### What to produce:
Wherever the word "this" turns up in a line of the entries, copy that line.

### Input rows:

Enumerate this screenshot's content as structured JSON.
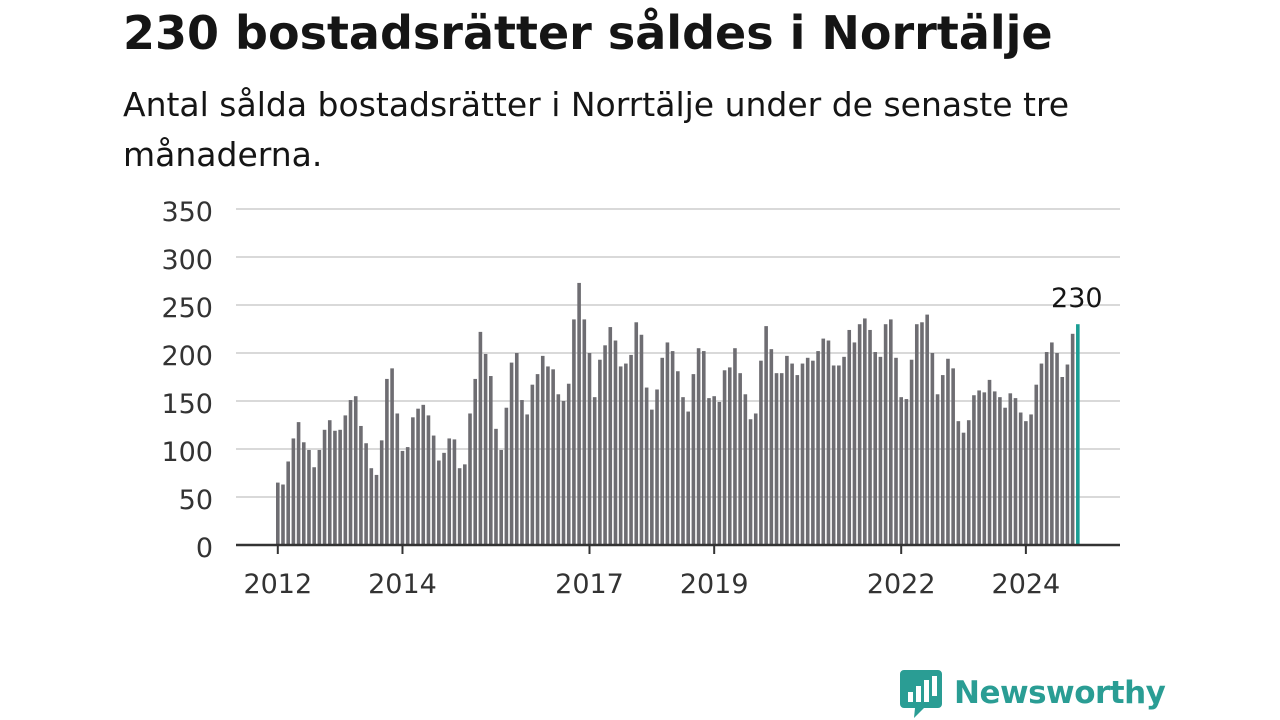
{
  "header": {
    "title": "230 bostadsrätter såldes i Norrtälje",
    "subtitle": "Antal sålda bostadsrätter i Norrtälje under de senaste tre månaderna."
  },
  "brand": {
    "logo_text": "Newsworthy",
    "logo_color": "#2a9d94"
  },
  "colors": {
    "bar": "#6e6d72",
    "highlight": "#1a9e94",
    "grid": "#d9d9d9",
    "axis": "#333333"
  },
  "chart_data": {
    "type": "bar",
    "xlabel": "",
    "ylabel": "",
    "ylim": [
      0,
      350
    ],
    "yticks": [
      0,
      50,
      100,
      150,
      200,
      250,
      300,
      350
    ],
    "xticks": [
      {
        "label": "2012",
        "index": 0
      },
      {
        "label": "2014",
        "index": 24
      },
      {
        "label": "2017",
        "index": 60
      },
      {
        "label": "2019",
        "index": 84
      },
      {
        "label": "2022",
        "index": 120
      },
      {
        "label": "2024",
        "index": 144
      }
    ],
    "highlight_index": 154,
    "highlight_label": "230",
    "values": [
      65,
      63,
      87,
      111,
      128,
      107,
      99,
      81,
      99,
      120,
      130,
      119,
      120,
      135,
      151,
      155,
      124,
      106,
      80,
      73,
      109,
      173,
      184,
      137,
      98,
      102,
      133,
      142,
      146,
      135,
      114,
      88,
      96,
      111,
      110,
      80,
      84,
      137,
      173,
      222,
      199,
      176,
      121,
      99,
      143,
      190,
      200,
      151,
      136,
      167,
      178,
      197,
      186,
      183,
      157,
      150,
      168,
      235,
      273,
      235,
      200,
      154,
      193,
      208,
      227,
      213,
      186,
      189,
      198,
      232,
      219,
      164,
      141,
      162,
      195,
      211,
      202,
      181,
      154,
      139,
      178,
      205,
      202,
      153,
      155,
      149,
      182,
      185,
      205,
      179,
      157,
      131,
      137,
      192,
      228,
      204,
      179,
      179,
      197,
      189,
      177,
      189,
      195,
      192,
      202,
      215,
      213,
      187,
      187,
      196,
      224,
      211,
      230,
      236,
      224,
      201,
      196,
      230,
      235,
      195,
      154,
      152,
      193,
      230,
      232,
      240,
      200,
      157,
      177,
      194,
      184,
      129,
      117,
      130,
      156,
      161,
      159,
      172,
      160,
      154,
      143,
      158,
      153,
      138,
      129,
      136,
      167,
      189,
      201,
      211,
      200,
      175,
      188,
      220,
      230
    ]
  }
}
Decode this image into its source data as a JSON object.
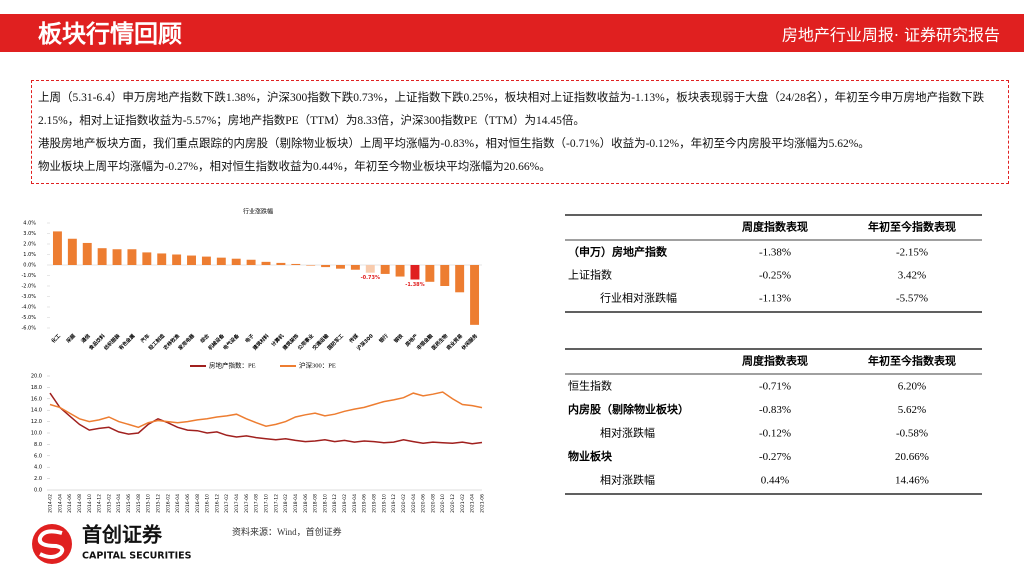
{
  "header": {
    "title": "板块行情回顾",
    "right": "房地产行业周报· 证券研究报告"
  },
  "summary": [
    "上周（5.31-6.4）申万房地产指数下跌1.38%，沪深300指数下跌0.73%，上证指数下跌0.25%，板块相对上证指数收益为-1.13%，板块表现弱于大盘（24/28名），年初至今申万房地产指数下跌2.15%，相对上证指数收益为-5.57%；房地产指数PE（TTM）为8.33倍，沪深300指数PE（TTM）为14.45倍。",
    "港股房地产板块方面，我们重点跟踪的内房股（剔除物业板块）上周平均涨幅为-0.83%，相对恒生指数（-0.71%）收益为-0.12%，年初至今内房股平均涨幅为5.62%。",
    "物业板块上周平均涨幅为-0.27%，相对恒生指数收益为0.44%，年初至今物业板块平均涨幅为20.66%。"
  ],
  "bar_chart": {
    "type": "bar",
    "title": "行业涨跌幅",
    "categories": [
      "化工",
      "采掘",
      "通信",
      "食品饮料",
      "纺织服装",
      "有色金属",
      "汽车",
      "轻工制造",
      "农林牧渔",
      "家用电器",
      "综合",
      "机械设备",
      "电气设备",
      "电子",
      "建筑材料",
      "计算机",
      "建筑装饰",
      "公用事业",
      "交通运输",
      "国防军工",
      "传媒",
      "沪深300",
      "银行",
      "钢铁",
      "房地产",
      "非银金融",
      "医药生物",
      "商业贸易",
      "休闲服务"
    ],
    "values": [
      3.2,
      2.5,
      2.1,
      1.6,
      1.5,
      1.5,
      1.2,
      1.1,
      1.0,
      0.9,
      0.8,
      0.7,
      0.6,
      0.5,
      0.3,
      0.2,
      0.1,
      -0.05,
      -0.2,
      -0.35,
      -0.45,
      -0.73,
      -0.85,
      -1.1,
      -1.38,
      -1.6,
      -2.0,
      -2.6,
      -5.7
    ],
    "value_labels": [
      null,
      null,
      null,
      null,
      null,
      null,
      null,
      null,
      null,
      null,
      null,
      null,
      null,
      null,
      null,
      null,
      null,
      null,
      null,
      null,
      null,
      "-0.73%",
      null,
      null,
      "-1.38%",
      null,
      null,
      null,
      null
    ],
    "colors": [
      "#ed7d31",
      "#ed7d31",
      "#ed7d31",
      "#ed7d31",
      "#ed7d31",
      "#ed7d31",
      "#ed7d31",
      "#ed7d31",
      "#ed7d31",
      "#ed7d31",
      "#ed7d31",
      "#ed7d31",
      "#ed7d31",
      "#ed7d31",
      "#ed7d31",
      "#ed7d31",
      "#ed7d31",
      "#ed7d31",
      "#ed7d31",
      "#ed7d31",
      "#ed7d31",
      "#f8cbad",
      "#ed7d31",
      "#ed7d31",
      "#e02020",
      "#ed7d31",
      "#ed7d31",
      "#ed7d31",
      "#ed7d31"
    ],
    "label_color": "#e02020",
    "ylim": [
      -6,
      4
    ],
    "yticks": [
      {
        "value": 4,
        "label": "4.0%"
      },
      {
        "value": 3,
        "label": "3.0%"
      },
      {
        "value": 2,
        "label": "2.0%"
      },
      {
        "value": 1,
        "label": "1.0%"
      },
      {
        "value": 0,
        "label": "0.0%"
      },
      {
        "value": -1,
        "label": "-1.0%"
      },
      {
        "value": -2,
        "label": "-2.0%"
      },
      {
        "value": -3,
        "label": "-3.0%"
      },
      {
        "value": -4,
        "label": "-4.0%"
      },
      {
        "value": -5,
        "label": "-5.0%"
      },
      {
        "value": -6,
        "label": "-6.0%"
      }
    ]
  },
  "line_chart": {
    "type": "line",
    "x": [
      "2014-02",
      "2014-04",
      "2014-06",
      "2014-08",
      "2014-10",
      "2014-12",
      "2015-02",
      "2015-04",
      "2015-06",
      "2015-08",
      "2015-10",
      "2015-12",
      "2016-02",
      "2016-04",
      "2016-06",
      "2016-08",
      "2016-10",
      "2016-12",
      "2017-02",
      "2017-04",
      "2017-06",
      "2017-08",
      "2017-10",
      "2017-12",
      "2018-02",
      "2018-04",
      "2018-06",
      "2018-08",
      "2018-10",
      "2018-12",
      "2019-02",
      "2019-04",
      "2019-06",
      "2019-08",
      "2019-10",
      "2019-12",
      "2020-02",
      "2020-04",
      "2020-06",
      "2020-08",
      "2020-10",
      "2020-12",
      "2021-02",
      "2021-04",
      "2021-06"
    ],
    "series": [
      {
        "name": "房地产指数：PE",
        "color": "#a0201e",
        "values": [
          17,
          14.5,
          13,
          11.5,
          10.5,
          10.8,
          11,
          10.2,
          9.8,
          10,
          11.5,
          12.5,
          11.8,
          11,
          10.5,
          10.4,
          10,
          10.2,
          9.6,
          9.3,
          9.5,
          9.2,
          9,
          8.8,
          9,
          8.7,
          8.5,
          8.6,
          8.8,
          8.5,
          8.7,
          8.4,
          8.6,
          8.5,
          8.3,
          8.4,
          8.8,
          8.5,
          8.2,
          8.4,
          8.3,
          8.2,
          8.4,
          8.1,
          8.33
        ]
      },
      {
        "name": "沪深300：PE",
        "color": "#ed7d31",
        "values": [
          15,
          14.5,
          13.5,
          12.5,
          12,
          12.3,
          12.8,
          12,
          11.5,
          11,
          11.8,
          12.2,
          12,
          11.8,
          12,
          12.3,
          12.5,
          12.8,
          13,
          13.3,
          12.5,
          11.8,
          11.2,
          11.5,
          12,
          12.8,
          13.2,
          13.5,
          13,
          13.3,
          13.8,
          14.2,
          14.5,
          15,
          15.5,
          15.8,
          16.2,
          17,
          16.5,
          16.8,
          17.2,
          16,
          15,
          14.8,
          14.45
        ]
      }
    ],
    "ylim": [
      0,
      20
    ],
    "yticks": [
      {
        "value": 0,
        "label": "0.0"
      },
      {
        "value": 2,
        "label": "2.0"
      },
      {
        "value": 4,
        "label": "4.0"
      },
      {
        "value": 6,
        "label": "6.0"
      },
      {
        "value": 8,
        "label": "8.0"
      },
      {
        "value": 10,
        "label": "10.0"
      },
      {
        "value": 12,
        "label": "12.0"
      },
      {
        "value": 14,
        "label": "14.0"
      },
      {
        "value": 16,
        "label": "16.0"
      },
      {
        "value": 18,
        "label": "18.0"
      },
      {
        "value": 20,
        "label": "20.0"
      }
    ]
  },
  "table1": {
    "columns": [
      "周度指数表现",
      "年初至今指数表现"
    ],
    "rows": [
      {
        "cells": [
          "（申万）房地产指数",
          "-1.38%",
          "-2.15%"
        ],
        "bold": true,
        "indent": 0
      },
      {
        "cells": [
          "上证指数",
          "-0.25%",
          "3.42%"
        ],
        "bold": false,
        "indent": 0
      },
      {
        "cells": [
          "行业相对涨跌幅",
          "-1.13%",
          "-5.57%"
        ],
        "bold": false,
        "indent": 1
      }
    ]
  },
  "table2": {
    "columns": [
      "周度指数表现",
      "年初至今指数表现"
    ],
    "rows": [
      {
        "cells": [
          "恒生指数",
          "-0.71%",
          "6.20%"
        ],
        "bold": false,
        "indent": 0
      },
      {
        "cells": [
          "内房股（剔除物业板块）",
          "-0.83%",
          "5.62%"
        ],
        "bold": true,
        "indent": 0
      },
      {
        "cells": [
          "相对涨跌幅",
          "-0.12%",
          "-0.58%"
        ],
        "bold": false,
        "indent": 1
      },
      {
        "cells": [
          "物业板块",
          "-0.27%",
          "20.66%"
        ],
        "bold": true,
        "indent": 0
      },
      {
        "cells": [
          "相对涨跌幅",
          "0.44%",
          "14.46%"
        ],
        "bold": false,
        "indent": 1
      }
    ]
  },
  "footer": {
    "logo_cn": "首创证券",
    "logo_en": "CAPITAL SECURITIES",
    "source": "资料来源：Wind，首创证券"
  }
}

### Finished task:
Enumerate this screenshot's content as structured JSON.
Decode this image into its source data as a JSON object.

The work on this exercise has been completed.